**Requirement**
Return the material word for word. Do not include the pictures.

**Provided records**
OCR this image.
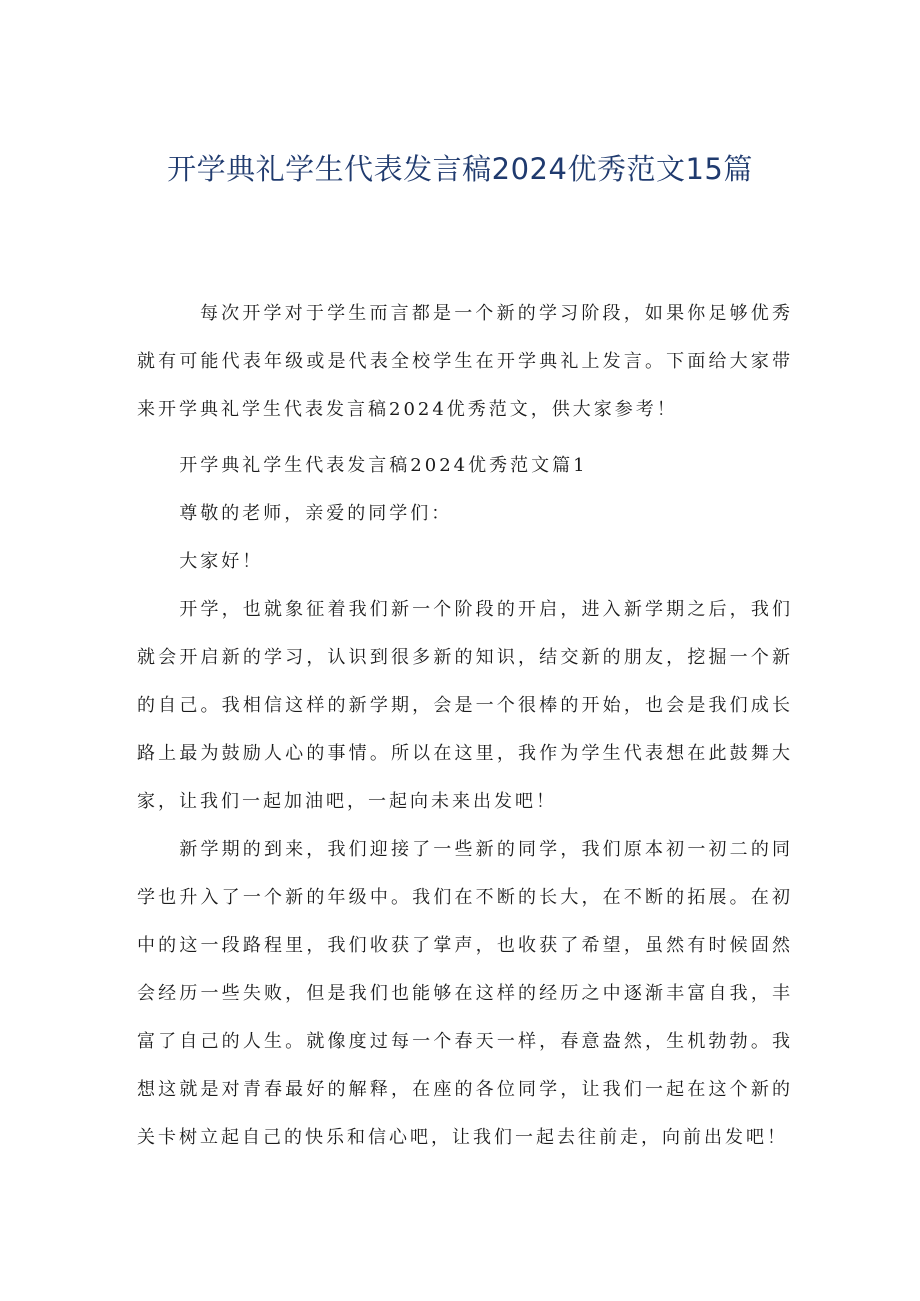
开学典礼学生代表发言稿2024优秀范文15篇

每次开学对于学生而言都是一个新的学习阶段，如果你足够优秀就有可能代表年级或是代表全校学生在开学典礼上发言。下面给大家带来开学典礼学生代表发言稿2024优秀范文，供大家参考！

开学典礼学生代表发言稿2024优秀范文篇1

尊敬的老师，亲爱的同学们：

大家好！

开学，也就象征着我们新一个阶段的开启，进入新学期之后，我们就会开启新的学习，认识到很多新的知识，结交新的朋友，挖掘一个新的自己。我相信这样的新学期，会是一个很棒的开始，也会是我们成长路上最为鼓励人心的事情。所以在这里，我作为学生代表想在此鼓舞大家，让我们一起加油吧，一起向未来出发吧！

新学期的到来，我们迎接了一些新的同学，我们原本初一初二的同学也升入了一个新的年级中。我们在不断的长大，在不断的拓展。在初中的这一段路程里，我们收获了掌声，也收获了希望，虽然有时候固然会经历一些失败，但是我们也能够在这样的经历之中逐渐丰富自我，丰富了自己的人生。就像度过每一个春天一样，春意盎然，生机勃勃。我想这就是对青春最好的解释，在座的各位同学，让我们一起在这个新的关卡树立起自己的快乐和信心吧，让我们一起去往前走，向前出发吧！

**Answer below**
OCR this image.
开学典礼学生代表发言稿2024优秀范文15篇

每次开学对于学生而言都是一个新的学习阶段，如果你足够优秀就有可能代表年级或是代表全校学生在开学典礼上发言。下面给大家带来开学典礼学生代表发言稿2024优秀范文，供大家参考！

开学典礼学生代表发言稿2024优秀范文篇1

尊敬的老师，亲爱的同学们：

大家好！

开学，也就象征着我们新一个阶段的开启，进入新学期之后，我们就会开启新的学习，认识到很多新的知识，结交新的朋友，挖掘一个新的自己。我相信这样的新学期，会是一个很棒的开始，也会是我们成长路上最为鼓励人心的事情。所以在这里，我作为学生代表想在此鼓舞大家，让我们一起加油吧，一起向未来出发吧！

新学期的到来，我们迎接了一些新的同学，我们原本初一初二的同学也升入了一个新的年级中。我们在不断的长大，在不断的拓展。在初中的这一段路程里，我们收获了掌声，也收获了希望，虽然有时候固然会经历一些失败，但是我们也能够在这样的经历之中逐渐丰富自我，丰富了自己的人生。就像度过每一个春天一样，春意盎然，生机勃勃。我想这就是对青春最好的解释，在座的各位同学，让我们一起在这个新的关卡树立起自己的快乐和信心吧，让我们一起去往前走，向前出发吧！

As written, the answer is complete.